━━━ TRECHO DO TEXTO ━━━
Infelizmente, hoje, o silêncio é raro, talvez seja a realidade mais ausente nos nossos dias: somos bombardeados por mensagens sonoras e visuais, os ruídos nos roubam da nossa interioridade, e as próprias palavras são empobrecidas pelo fato de serem gritadas, reduzidas a slogans ou invectivas.

Ora, "quando diminui o prestígio da linguagem, aumenta o do silêncio" (Susan Sontag). Devemos confessar: precisamos do silêncio! Ele nos é necessário de um ponto de vista puramente antropológico, porque o homem, que é um ser de relação, comunica de modo equilibrado e equilibrado apenas graças à harmônica relação entre palavra e silêncio.

Mas precisamos do silêncio também do ponto de vista espiritual. Para a fé judaica e cristã, o silêncio é uma dimensão teológica: no monte Horeb, o profeta Elias percebeu que estava na presença de Deus não no estrondo do vento, trovões e terremoto, mas somente quando ele ouviu "a voz de um silêncio sutil" (1Rs 19, 12). Inácio de Antioquia diria que Cristo é "a Palavra que procede do silêncio".

Não se trata simplesmente de abster-se de falar ou da ausência de ruídos, mas sim do silêncio interior, aquela dimensão que nos restitui a nós mesmos, nos coloca no plano do ser, diante do essencial. "No silêncio, é inerente um maravilhoso poder de observação, de esclarecimento, de concentração sobre as coisas essenciais" (Dietrich Bonhoeffer).

O silêncio é guardião da interioridade, já que nos conduz de uma dimensão primária e "negativa" de sobriedade, disciplina no falar ou mesmo de abstenção de palavras, a um nível mais profundo, de intensa vida espiritual: isto é, de silenciar os pensamentos, as imagens, as rebeliões, os julgamentos, as murmurações que nascem no coração. É o difícil silêncio interior, aquele que encontra o seu próprio âmbito vital no coração, lugar da luta espiritual. Mas justamente esse silêncio profundo gera a atenção, a acolhida, a empatia com relação ao outro.

O silêncio escava no nosso profundo um espaço para ali fazer habitar a alteridade, para fazer ressoar a palavra e, ao mesmo tempo, nos dispõe à escuta inteligente, ao falar comedido, ao discernimento daquilo que arde no coração do outro e que está escondido no silêncio do qual nascem as suas palavras. O silêncio, então, esse silêncio, suscita em nós a caridade, o amor pelo irmão.
━━━ MATERIAL APRESENTADO ━━━
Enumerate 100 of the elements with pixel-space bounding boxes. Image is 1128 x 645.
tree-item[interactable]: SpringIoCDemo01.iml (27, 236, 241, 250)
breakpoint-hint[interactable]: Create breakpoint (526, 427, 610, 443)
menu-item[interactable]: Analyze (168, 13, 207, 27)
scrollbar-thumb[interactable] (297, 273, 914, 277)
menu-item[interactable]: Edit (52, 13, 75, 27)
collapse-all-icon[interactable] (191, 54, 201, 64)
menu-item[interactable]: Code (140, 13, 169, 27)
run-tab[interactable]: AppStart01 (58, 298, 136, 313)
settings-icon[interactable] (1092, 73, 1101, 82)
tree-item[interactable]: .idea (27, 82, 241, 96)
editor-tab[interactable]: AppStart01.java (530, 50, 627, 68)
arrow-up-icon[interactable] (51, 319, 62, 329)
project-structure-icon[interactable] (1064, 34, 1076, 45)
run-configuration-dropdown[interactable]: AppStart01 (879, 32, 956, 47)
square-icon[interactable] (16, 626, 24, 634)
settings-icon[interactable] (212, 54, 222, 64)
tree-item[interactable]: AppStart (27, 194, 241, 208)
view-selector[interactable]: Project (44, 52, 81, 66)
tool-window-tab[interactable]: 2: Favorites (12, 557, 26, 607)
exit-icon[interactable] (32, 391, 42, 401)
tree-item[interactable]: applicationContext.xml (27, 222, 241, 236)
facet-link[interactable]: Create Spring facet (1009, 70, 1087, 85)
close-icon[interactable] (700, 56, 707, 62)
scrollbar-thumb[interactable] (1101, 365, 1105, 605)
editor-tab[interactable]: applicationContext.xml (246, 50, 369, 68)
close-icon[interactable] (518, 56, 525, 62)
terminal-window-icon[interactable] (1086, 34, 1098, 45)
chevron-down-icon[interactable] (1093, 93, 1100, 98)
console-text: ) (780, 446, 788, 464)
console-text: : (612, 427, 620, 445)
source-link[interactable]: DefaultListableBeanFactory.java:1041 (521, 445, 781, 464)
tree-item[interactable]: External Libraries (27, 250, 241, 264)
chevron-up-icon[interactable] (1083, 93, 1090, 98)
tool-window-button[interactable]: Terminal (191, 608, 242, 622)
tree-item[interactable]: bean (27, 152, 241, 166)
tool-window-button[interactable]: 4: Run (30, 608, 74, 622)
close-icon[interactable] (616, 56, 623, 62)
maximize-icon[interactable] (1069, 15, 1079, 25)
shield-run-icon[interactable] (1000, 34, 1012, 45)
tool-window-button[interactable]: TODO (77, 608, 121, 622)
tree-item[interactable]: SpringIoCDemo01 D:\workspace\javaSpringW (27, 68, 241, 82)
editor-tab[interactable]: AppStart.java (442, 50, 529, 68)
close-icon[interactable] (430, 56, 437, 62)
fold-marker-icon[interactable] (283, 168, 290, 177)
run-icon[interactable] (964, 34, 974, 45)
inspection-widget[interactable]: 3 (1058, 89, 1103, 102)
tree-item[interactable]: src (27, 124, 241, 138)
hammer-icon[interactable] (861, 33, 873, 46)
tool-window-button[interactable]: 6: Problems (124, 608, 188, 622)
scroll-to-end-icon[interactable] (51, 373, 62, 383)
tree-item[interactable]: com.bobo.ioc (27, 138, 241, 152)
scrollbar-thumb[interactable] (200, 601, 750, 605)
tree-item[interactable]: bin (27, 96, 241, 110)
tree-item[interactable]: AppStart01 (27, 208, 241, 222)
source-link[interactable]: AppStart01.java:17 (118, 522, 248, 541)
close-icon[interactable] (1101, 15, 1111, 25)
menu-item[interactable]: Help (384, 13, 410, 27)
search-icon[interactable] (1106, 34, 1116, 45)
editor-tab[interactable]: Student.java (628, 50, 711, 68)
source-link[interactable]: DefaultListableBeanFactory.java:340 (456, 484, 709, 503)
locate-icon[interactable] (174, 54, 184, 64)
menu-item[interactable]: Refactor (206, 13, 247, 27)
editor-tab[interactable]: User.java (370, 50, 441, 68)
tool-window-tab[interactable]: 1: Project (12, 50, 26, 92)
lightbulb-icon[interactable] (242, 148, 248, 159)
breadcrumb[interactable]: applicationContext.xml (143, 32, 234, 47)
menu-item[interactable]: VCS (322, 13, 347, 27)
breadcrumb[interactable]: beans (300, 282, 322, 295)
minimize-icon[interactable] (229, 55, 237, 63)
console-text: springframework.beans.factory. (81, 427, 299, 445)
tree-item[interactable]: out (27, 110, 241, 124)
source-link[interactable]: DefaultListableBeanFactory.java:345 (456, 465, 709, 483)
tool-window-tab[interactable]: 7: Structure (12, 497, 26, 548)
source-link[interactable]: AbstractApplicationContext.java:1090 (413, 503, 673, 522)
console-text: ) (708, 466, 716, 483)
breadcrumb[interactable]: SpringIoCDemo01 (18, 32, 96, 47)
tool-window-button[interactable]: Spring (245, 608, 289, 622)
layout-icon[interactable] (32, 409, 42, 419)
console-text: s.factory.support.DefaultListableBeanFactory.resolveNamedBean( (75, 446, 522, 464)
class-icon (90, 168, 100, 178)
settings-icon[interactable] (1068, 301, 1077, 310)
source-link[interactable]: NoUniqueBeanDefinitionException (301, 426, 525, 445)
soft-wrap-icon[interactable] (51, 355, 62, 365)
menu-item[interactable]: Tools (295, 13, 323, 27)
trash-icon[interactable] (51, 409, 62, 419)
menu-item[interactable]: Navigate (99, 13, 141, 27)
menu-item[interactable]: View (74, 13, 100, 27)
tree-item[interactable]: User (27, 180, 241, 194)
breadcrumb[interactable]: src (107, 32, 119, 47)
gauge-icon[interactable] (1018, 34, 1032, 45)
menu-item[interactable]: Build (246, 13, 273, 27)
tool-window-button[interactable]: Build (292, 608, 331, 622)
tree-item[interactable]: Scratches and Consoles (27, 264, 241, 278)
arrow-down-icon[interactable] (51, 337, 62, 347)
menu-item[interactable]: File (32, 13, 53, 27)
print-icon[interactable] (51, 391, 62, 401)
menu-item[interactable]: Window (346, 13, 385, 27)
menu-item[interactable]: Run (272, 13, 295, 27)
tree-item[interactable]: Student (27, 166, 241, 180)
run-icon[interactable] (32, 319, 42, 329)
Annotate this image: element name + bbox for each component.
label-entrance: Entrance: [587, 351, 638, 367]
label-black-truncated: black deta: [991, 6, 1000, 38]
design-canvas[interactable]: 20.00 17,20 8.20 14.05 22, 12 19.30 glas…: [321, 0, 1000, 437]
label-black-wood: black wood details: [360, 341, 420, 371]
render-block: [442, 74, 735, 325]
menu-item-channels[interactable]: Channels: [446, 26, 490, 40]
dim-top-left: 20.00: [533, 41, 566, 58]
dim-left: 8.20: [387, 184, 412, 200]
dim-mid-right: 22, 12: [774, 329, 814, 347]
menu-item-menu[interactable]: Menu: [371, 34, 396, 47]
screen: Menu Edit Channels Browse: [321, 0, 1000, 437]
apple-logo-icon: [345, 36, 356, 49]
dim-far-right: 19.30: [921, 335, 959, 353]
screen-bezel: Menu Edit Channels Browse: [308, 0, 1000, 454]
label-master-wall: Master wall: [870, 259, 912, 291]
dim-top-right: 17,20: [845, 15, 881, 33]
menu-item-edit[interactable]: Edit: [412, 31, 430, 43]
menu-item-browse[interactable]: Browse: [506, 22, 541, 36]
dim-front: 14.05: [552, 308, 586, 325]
━━━
Redija a continuação do texto sobre o silêncio, começando logo após a última frase apresentada.

RESPOSTA DO EXERCÍCIO:
"O silencioso torna-se fonte de graça para quem ouve", afirmara São Basílio. Para o cristão, a referência à escuta obediente da Palavra de Deus, à acolhida do Verbo feito carne é evidente e extremamente eloquente.

Não por acaso é esse silêncio que chega a nós a partir de uma longa história espiritual: é o silêncio buscado e praticado pelos hesicastos para obter a unificação do coração, o silêncio da tradição monástica voltado à acolhida em si da palavra de Deus, o silêncio da oração de adoração da presença de Deus. Mas também é o silêncio caro aos místicos de todas as tradições religiosas e, antes ainda, é o silêncio do qual a linguagem poética está embebida, o silêncio que constitui a própria matéria da música, o silêncio essencial a todo ato comunicativo.

O silêncio, evento de profundidade e de unificação, torna o corpo eloquente, levando-nos a habitar o nosso corpo, a alimentar a nossa vida interior, guiando-nos para aquele habitare secum tão precioso para a tradição monástica como para a filosófica. O corpo habitado pelo silêncio torna-se revelação da pessoa inteira.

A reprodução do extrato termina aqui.